Records:
###

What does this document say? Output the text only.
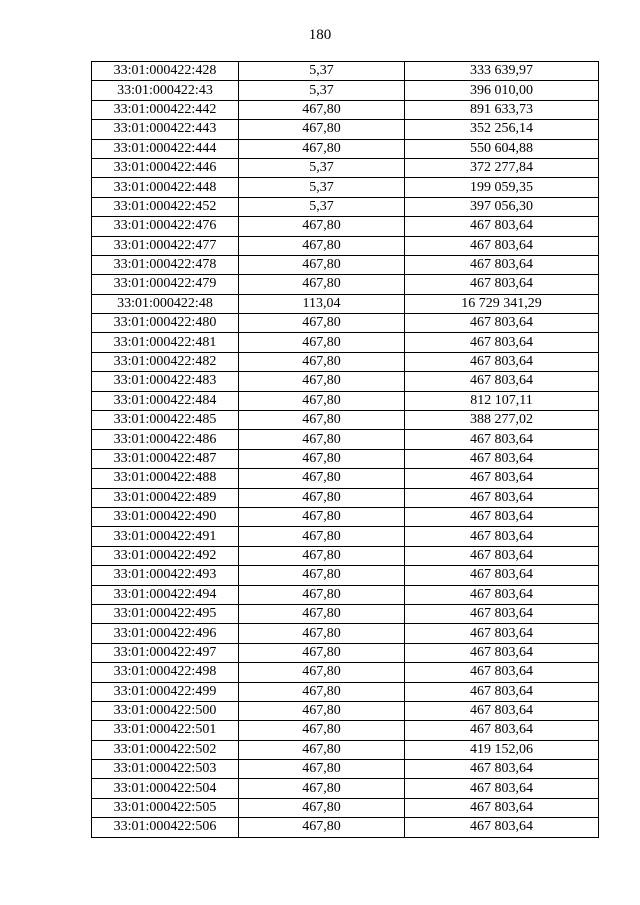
180
33:01:000422:428	5,37	333 639,97
33:01:000422:43	5,37	396 010,00
33:01:000422:442	467,80	891 633,73
33:01:000422:443	467,80	352 256,14
33:01:000422:444	467,80	550 604,88
33:01:000422:446	5,37	372 277,84
33:01:000422:448	5,37	199 059,35
33:01:000422:452	5,37	397 056,30
33:01:000422:476	467,80	467 803,64
33:01:000422:477	467,80	467 803,64
33:01:000422:478	467,80	467 803,64
33:01:000422:479	467,80	467 803,64
33:01:000422:48	113,04	16 729 341,29
33:01:000422:480	467,80	467 803,64
33:01:000422:481	467,80	467 803,64
33:01:000422:482	467,80	467 803,64
33:01:000422:483	467,80	467 803,64
33:01:000422:484	467,80	812 107,11
33:01:000422:485	467,80	388 277,02
33:01:000422:486	467,80	467 803,64
33:01:000422:487	467,80	467 803,64
33:01:000422:488	467,80	467 803,64
33:01:000422:489	467,80	467 803,64
33:01:000422:490	467,80	467 803,64
33:01:000422:491	467,80	467 803,64
33:01:000422:492	467,80	467 803,64
33:01:000422:493	467,80	467 803,64
33:01:000422:494	467,80	467 803,64
33:01:000422:495	467,80	467 803,64
33:01:000422:496	467,80	467 803,64
33:01:000422:497	467,80	467 803,64
33:01:000422:498	467,80	467 803,64
33:01:000422:499	467,80	467 803,64
33:01:000422:500	467,80	467 803,64
33:01:000422:501	467,80	467 803,64
33:01:000422:502	467,80	419 152,06
33:01:000422:503	467,80	467 803,64
33:01:000422:504	467,80	467 803,64
33:01:000422:505	467,80	467 803,64
33:01:000422:506	467,80	467 803,64
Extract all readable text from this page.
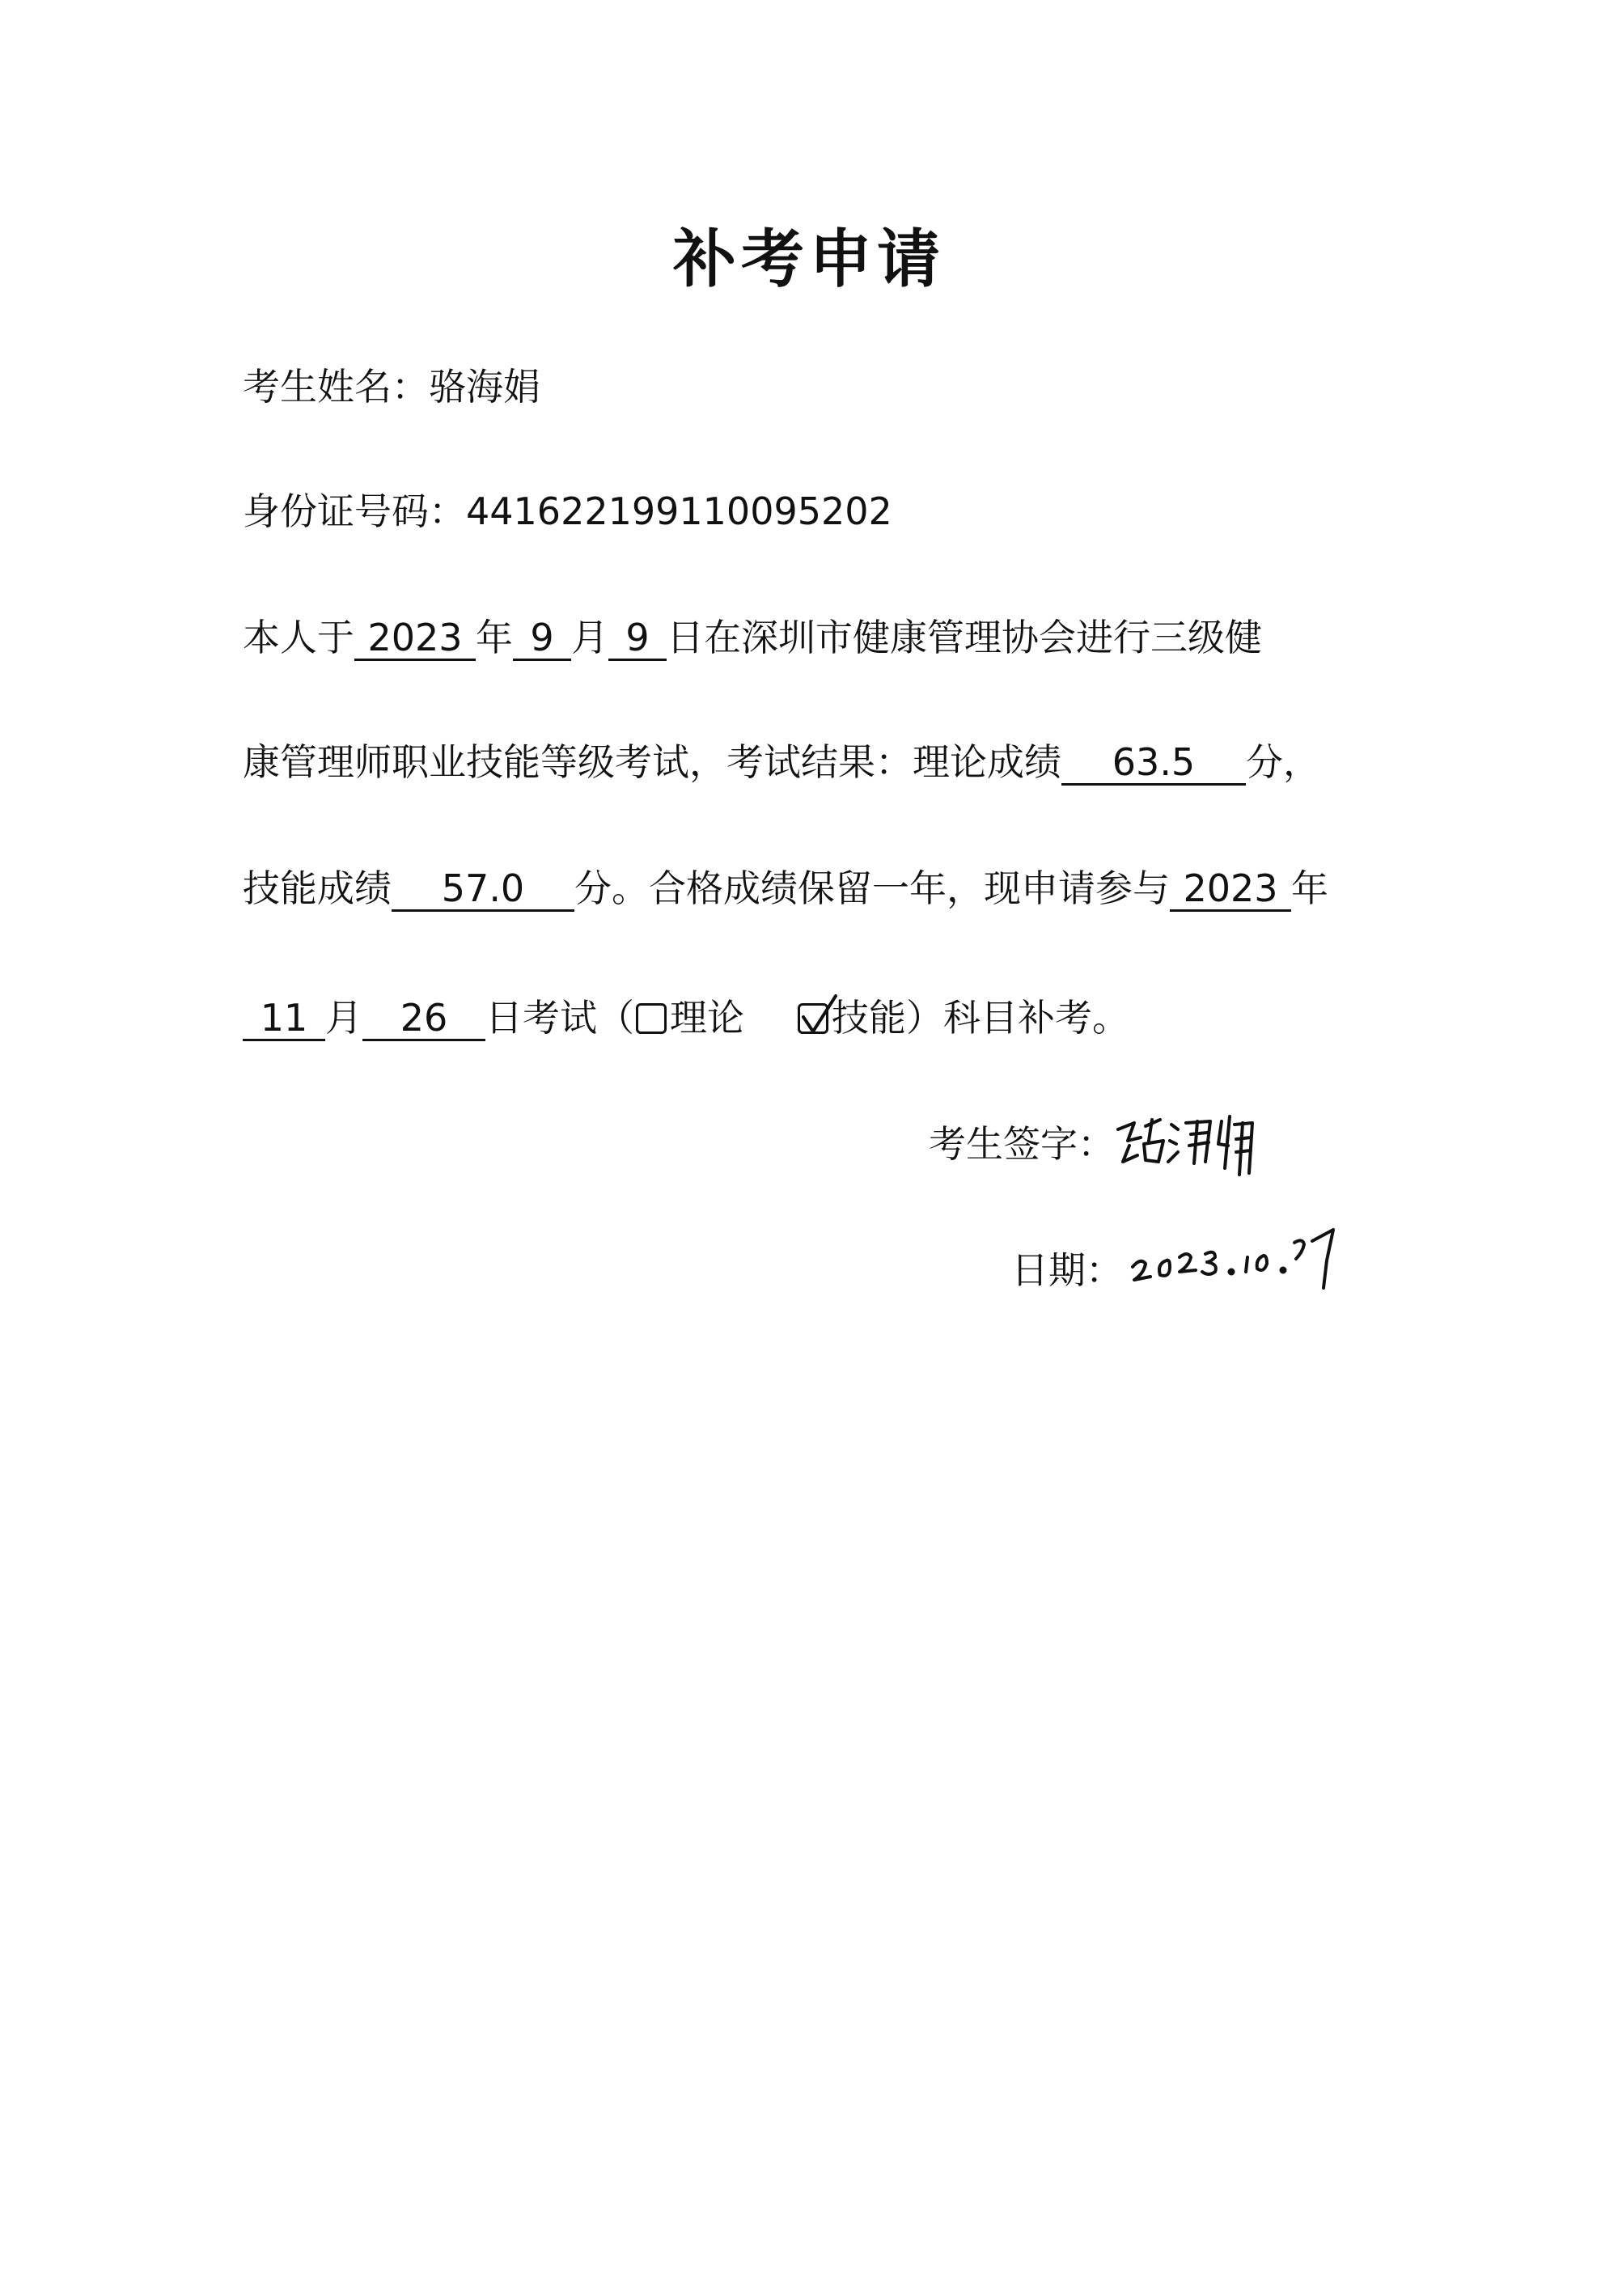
补考申请
考生姓名：骆海娟
身份证号码：441622199110095202
本人于 2023 年 9 月 9 日在深圳市健康管理协会进行三级健
康管理师职业技能等级考试，考试结果：理论成绩 63.5 分，
技能成绩 57.0 分。合格成绩保留一年，现申请参与 2023 年
11 月 26 日考试（ 理论 技能）科目补考。
考生签字：
日期：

###

All of the material above is to be copied exactly, except for its images.

What does this document say? Output the text only.
180
33:01:000422:428	5,37	333 639,97
33:01:000422:43	5,37	396 010,00
33:01:000422:442	467,80	891 633,73
33:01:000422:443	467,80	352 256,14
33:01:000422:444	467,80	550 604,88
33:01:000422:446	5,37	372 277,84
33:01:000422:448	5,37	199 059,35
33:01:000422:452	5,37	397 056,30
33:01:000422:476	467,80	467 803,64
33:01:000422:477	467,80	467 803,64
33:01:000422:478	467,80	467 803,64
33:01:000422:479	467,80	467 803,64
33:01:000422:48	113,04	16 729 341,29
33:01:000422:480	467,80	467 803,64
33:01:000422:481	467,80	467 803,64
33:01:000422:482	467,80	467 803,64
33:01:000422:483	467,80	467 803,64
33:01:000422:484	467,80	812 107,11
33:01:000422:485	467,80	388 277,02
33:01:000422:486	467,80	467 803,64
33:01:000422:487	467,80	467 803,64
33:01:000422:488	467,80	467 803,64
33:01:000422:489	467,80	467 803,64
33:01:000422:490	467,80	467 803,64
33:01:000422:491	467,80	467 803,64
33:01:000422:492	467,80	467 803,64
33:01:000422:493	467,80	467 803,64
33:01:000422:494	467,80	467 803,64
33:01:000422:495	467,80	467 803,64
33:01:000422:496	467,80	467 803,64
33:01:000422:497	467,80	467 803,64
33:01:000422:498	467,80	467 803,64
33:01:000422:499	467,80	467 803,64
33:01:000422:500	467,80	467 803,64
33:01:000422:501	467,80	467 803,64
33:01:000422:502	467,80	419 152,06
33:01:000422:503	467,80	467 803,64
33:01:000422:504	467,80	467 803,64
33:01:000422:505	467,80	467 803,64
33:01:000422:506	467,80	467 803,64
Extract all readable text from this page.
补考申请
考生姓名：骆海娟
身份证号码：441622199110095202
本人于 2023 年 9 月 9 日在深圳市健康管理协会进行三级健
康管理师职业技能等级考试，考试结果：理论成绩 63.5 分，
技能成绩 57.0 分。合格成绩保留一年，现申请参与 2023 年
11 月 26 日考试（ 理论 技能）科目补考。
考生签字：
日期：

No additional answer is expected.